-- BEGIN RECORDS SUPPLIED --
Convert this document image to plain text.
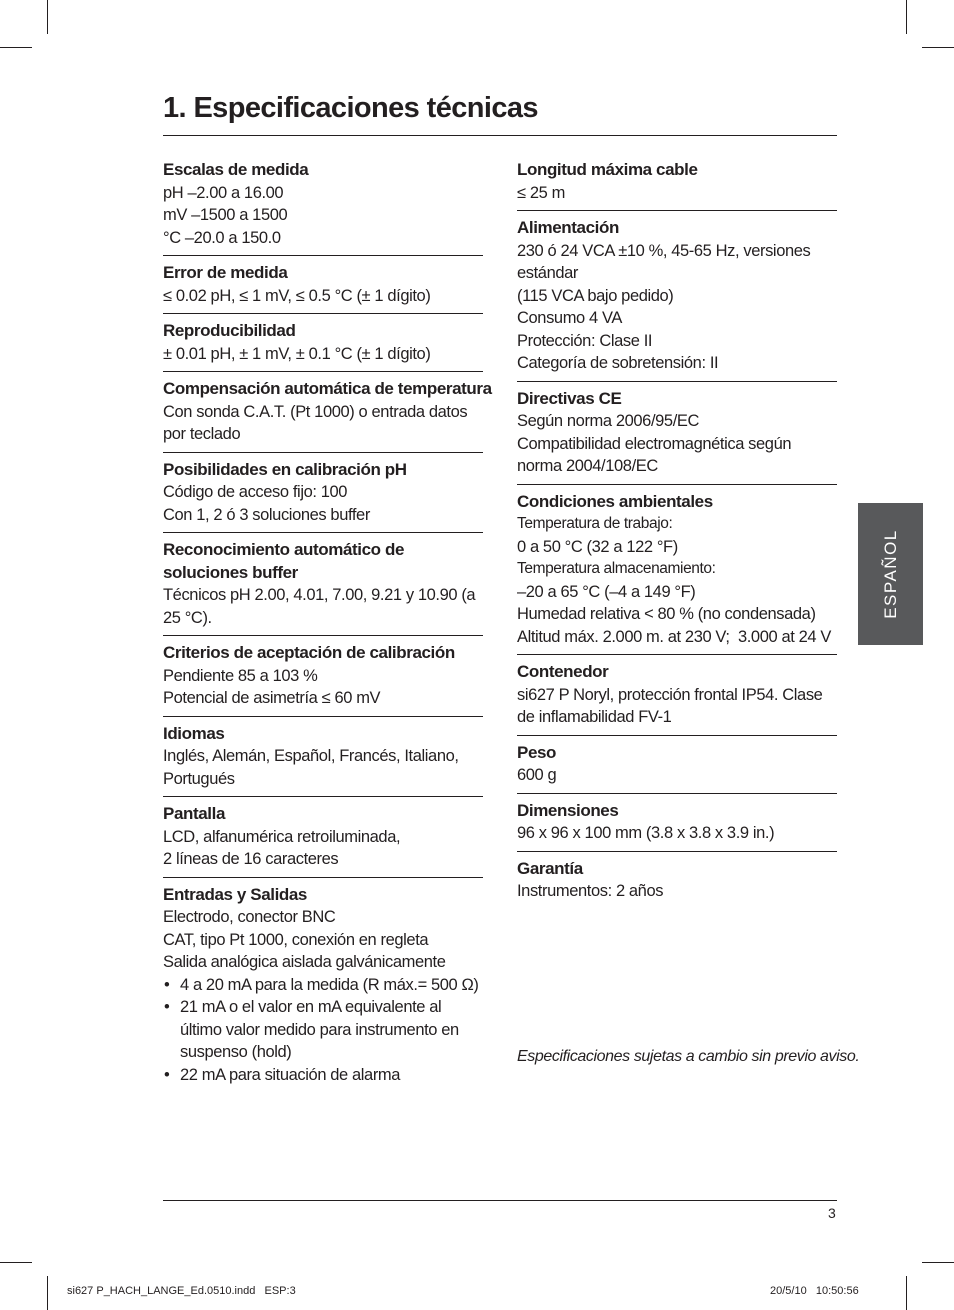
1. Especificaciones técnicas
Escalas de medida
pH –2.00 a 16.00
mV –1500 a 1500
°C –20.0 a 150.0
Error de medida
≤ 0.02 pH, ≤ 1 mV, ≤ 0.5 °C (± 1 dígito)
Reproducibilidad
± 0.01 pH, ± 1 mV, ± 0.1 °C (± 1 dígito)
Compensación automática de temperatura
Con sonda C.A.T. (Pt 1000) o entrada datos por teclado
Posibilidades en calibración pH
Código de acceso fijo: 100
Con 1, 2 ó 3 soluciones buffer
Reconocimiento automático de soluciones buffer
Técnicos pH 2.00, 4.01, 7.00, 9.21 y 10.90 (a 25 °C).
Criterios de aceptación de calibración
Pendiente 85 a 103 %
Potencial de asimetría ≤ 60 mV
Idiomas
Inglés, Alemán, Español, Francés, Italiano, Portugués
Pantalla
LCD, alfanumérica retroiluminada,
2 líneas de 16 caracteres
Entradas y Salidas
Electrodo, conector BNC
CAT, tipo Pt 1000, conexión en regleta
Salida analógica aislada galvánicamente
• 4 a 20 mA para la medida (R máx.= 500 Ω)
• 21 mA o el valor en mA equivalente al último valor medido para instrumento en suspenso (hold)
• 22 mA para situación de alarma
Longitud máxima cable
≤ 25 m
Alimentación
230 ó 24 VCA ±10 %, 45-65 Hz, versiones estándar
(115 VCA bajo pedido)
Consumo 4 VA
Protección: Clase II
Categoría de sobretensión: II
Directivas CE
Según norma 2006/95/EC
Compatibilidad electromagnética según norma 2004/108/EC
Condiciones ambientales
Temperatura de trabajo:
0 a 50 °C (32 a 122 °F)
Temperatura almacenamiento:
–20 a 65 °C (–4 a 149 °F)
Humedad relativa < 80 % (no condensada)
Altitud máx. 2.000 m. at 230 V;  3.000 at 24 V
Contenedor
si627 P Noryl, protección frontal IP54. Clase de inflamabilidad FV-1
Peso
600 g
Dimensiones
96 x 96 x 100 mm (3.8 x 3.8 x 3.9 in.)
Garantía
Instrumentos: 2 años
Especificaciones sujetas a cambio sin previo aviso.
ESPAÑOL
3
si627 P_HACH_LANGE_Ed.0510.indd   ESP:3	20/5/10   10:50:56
-- END RECORDS SUPPLIED --
Retype the data above exactly; pictures are not part of the copy.

REPLY TO THE TASK:
Convert this document image to plain text.
1. Especificaciones técnicas
Escalas de medida
pH –2.00 a 16.00
mV –1500 a 1500
°C –20.0 a 150.0
Error de medida
≤ 0.02 pH, ≤ 1 mV, ≤ 0.5 °C (± 1 dígito)
Reproducibilidad
± 0.01 pH, ± 1 mV, ± 0.1 °C (± 1 dígito)
Compensación automática de temperatura
Con sonda C.A.T. (Pt 1000) o entrada datos por teclado
Posibilidades en calibración pH
Código de acceso fijo: 100
Con 1, 2 ó 3 soluciones buffer
Reconocimiento automático de soluciones buffer
Técnicos pH 2.00, 4.01, 7.00, 9.21 y 10.90 (a 25 °C).
Criterios de aceptación de calibración
Pendiente 85 a 103 %
Potencial de asimetría ≤ 60 mV
Idiomas
Inglés, Alemán, Español, Francés, Italiano, Portugués
Pantalla
LCD, alfanumérica retroiluminada,
2 líneas de 16 caracteres
Entradas y Salidas
Electrodo, conector BNC
CAT, tipo Pt 1000, conexión en regleta
Salida analógica aislada galvánicamente
• 4 a 20 mA para la medida (R máx.= 500 Ω)
• 21 mA o el valor en mA equivalente al último valor medido para instrumento en suspenso (hold)
• 22 mA para situación de alarma
Longitud máxima cable
≤ 25 m
Alimentación
230 ó 24 VCA ±10 %, 45-65 Hz, versiones estándar
(115 VCA bajo pedido)
Consumo 4 VA
Protección: Clase II
Categoría de sobretensión: II
Directivas CE
Según norma 2006/95/EC
Compatibilidad electromagnética según norma 2004/108/EC
Condiciones ambientales
Temperatura de trabajo:
0 a 50 °C (32 a 122 °F)
Temperatura almacenamiento:
–20 a 65 °C (–4 a 149 °F)
Humedad relativa < 80 % (no condensada)
Altitud máx. 2.000 m. at 230 V;  3.000 at 24 V
Contenedor
si627 P Noryl, protección frontal IP54. Clase de inflamabilidad FV-1
Peso
600 g
Dimensiones
96 x 96 x 100 mm (3.8 x 3.8 x 3.9 in.)
Garantía
Instrumentos: 2 años
Especificaciones sujetas a cambio sin previo aviso.
ESPAÑOL
3
si627 P_HACH_LANGE_Ed.0510.indd   ESP:3	20/5/10   10:50:56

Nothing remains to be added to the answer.